[A block of data]
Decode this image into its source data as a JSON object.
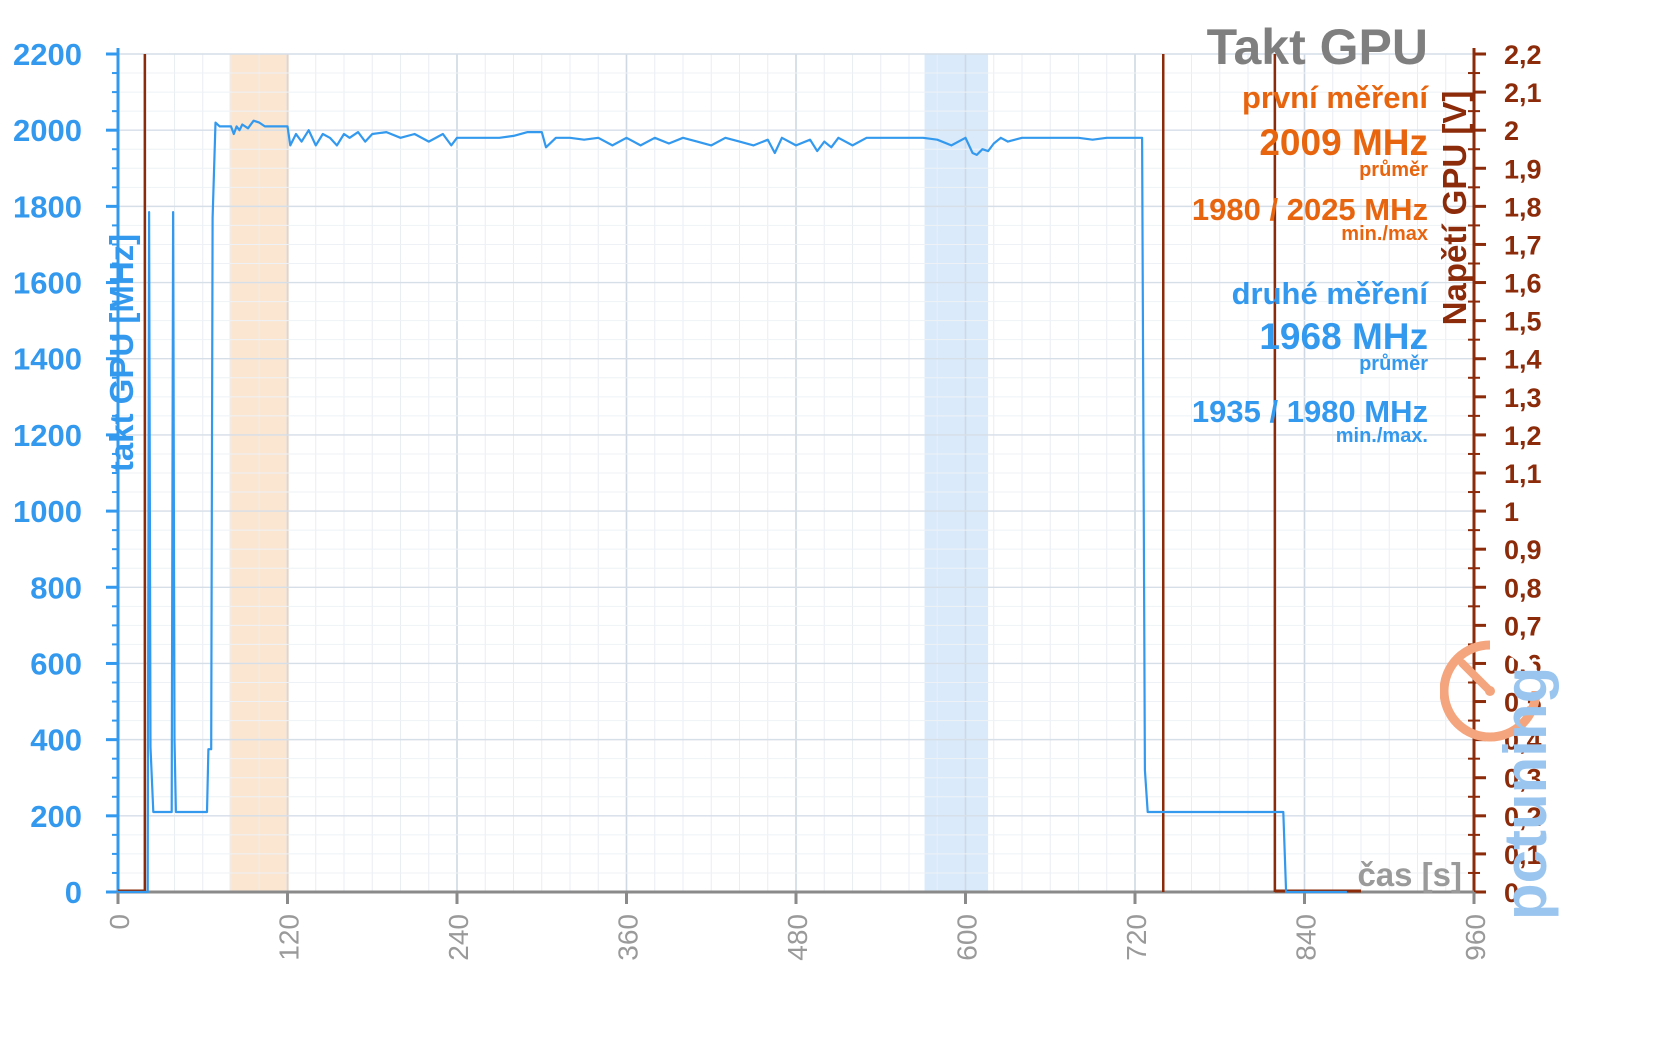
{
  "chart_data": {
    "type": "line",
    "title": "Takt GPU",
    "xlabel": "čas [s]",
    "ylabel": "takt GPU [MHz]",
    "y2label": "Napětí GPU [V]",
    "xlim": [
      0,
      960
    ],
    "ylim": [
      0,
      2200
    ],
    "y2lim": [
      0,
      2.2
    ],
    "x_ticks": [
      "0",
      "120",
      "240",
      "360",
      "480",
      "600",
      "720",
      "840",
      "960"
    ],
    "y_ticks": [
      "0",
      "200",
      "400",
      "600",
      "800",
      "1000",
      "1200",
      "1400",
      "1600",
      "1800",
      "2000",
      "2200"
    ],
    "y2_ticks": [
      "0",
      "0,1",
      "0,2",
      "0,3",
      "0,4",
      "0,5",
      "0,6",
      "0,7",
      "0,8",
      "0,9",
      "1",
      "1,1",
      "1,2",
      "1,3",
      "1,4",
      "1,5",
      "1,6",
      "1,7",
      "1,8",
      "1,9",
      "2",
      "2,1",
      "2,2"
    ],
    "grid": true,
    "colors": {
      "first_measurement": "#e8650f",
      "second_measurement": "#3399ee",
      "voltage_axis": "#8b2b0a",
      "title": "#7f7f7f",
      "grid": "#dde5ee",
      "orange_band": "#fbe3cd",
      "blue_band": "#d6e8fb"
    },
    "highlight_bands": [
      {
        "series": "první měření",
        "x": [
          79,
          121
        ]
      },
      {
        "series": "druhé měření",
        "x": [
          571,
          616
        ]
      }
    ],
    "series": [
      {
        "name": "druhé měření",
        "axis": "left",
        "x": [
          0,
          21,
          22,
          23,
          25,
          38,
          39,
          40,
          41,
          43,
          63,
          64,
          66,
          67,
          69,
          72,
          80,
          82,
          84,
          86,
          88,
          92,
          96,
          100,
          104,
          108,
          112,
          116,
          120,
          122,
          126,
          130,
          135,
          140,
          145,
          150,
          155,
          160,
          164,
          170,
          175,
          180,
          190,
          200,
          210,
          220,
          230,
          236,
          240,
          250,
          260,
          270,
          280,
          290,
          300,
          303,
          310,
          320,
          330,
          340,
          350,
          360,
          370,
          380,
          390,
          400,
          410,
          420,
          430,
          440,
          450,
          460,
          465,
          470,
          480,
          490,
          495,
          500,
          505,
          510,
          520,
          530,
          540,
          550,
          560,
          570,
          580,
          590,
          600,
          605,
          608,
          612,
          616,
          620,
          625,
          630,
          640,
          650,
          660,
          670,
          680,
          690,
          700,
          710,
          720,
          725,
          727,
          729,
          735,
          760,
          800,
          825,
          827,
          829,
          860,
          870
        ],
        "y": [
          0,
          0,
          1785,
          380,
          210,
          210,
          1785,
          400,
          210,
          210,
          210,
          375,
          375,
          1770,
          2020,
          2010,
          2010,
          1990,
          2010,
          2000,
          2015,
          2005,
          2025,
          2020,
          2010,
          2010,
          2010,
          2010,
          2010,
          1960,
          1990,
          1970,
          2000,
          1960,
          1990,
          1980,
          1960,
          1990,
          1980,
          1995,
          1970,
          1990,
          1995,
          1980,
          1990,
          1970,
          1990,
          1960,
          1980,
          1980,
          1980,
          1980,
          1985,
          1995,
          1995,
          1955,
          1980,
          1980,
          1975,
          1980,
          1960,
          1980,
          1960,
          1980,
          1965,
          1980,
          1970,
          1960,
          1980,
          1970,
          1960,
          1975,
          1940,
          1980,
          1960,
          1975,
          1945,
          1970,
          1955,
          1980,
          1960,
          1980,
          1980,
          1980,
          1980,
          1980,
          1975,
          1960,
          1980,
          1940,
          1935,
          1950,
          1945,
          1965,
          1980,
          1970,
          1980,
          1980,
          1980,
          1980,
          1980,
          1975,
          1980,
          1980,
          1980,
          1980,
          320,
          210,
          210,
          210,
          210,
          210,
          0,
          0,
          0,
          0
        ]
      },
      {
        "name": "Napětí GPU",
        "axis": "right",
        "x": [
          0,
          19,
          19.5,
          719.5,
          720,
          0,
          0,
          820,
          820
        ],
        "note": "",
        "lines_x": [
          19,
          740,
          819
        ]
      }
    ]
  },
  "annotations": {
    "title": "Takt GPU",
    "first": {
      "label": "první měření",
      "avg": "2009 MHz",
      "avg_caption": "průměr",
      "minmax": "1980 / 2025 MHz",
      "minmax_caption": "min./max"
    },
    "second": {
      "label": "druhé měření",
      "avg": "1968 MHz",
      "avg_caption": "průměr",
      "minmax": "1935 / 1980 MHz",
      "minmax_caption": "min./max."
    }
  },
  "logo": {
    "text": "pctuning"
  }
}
==
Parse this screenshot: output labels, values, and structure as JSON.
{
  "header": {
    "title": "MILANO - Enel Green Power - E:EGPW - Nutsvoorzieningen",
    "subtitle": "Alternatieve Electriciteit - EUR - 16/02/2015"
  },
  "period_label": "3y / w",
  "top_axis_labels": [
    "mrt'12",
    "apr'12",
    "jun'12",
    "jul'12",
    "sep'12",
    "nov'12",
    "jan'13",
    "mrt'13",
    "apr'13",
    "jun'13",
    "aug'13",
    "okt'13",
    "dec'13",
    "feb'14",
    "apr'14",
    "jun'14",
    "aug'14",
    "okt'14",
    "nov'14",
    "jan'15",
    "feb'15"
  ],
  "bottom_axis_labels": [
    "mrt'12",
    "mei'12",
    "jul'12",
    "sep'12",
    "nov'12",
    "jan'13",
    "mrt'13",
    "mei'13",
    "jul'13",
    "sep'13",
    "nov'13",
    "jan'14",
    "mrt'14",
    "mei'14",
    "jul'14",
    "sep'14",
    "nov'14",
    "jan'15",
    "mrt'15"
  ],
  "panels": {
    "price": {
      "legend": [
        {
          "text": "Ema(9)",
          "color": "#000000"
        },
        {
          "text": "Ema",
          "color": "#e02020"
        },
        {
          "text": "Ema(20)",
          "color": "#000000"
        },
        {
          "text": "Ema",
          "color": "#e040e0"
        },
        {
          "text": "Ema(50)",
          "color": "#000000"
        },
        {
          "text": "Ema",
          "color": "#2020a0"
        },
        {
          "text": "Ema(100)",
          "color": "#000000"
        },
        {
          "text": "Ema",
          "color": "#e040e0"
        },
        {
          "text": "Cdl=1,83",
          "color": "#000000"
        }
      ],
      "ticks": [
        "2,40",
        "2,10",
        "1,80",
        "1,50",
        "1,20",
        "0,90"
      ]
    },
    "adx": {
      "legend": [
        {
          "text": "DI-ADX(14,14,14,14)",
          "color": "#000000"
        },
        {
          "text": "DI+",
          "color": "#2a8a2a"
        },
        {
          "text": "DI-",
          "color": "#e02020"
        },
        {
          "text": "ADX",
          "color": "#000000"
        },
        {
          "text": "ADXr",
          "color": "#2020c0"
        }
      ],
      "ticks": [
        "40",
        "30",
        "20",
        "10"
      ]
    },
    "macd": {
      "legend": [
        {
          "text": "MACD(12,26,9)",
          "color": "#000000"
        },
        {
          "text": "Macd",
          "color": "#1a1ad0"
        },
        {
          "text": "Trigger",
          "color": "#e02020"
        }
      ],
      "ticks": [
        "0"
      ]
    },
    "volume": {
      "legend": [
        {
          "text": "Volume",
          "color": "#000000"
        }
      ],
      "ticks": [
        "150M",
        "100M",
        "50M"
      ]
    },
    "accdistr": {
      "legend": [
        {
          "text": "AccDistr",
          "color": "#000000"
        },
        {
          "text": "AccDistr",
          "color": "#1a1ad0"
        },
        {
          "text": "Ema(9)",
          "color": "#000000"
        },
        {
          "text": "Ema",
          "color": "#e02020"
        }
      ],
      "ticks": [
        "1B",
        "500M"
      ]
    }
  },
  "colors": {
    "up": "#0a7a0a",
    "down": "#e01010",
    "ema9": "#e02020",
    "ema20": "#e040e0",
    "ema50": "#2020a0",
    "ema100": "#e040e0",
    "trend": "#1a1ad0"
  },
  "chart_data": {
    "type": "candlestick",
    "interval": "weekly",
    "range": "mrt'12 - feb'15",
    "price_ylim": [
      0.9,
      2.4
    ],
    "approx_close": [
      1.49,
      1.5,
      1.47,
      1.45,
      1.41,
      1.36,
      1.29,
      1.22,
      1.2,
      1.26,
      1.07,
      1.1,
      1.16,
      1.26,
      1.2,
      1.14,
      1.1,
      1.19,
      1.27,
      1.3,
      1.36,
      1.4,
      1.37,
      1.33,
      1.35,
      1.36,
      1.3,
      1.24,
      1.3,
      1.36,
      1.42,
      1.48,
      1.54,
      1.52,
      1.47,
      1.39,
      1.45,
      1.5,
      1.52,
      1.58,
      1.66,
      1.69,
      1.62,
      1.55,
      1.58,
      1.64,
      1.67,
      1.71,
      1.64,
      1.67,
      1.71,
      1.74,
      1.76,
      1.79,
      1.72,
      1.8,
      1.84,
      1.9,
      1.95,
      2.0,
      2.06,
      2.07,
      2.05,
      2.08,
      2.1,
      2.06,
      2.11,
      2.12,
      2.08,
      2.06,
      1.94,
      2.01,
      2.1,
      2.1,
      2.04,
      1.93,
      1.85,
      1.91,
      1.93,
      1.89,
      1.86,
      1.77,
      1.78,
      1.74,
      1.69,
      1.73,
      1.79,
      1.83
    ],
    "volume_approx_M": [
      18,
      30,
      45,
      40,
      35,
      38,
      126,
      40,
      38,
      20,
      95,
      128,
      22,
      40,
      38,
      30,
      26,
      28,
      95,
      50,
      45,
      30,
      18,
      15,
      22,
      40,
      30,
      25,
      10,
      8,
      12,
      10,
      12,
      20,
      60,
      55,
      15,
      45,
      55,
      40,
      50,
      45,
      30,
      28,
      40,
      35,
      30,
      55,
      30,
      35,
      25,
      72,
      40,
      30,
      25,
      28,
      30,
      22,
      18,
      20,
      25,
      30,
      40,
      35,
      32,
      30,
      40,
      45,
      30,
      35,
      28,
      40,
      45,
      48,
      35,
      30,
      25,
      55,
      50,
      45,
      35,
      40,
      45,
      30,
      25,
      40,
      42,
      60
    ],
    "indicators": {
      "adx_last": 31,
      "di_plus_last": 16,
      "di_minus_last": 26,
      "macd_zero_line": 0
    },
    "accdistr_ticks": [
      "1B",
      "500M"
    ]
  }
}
...
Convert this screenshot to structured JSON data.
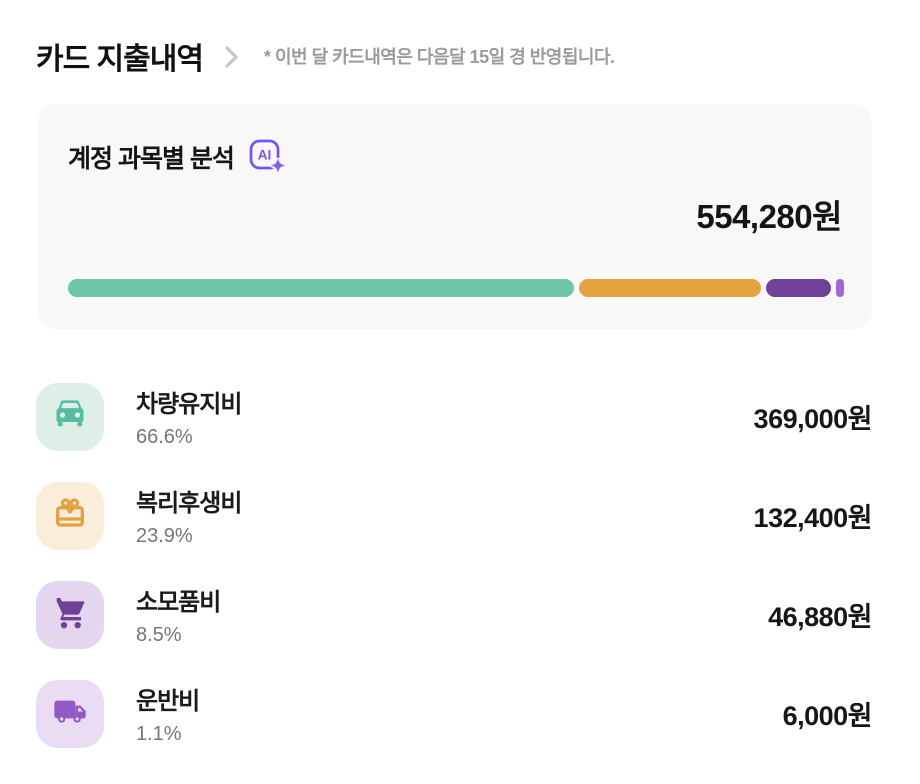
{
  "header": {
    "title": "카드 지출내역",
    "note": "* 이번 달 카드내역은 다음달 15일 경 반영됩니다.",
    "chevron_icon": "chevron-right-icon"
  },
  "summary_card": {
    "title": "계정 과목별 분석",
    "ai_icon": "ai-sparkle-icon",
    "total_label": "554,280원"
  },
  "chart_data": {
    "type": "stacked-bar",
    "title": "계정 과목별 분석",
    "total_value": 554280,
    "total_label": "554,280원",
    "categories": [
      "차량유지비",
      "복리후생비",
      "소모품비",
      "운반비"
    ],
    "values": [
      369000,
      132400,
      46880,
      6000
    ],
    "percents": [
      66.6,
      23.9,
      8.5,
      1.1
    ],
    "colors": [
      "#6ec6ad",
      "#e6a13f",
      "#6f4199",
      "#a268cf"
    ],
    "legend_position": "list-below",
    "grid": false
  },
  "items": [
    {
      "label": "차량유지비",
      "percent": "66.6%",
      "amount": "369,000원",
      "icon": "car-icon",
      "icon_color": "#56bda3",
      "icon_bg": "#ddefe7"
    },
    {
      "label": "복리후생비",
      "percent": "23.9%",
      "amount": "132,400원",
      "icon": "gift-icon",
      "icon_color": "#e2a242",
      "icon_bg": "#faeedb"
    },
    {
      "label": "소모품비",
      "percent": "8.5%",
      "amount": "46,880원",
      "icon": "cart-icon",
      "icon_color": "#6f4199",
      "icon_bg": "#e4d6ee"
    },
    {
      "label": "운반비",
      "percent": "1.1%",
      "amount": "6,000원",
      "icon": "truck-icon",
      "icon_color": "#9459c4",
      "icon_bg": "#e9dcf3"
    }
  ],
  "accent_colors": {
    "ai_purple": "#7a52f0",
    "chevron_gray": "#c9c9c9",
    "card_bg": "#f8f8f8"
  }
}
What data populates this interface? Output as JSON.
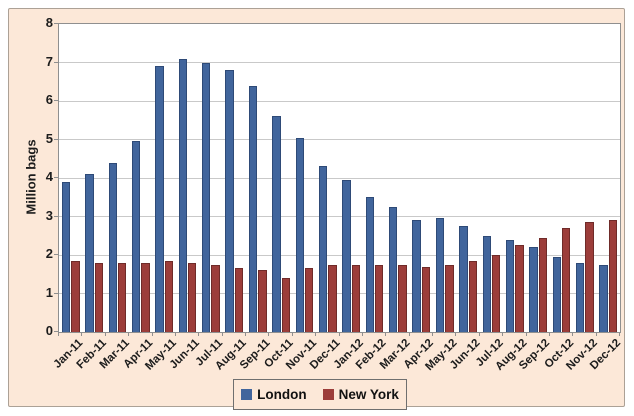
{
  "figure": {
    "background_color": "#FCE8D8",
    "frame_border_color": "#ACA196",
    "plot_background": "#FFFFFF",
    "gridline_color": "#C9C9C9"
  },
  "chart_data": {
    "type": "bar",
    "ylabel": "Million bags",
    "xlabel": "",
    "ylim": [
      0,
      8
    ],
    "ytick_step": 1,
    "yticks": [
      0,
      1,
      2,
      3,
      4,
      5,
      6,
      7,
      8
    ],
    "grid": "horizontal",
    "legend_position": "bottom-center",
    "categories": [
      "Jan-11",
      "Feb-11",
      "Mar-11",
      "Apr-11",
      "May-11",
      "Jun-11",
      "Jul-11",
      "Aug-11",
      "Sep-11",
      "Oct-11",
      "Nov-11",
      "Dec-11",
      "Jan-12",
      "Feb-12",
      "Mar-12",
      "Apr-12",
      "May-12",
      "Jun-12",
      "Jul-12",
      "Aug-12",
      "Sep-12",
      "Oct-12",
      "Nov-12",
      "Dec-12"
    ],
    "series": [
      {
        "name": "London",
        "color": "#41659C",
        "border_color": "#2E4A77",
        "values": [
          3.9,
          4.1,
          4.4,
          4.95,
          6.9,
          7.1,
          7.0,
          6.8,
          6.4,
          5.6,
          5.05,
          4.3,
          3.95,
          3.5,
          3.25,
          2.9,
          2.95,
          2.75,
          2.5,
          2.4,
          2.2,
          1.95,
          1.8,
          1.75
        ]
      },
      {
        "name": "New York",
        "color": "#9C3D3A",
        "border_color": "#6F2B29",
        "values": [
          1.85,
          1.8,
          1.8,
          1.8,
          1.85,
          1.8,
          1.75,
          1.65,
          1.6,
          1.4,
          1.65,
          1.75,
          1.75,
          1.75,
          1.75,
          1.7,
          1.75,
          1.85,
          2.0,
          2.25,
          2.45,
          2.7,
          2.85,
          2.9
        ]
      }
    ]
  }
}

Given exercise >>
Copy out every line holding the string "měření".

Result >>
        "series": "první měření",
        "series": "druhé měření",
        "name": "druhé měření",
      "label": "první měření",
      "label": "druhé měření",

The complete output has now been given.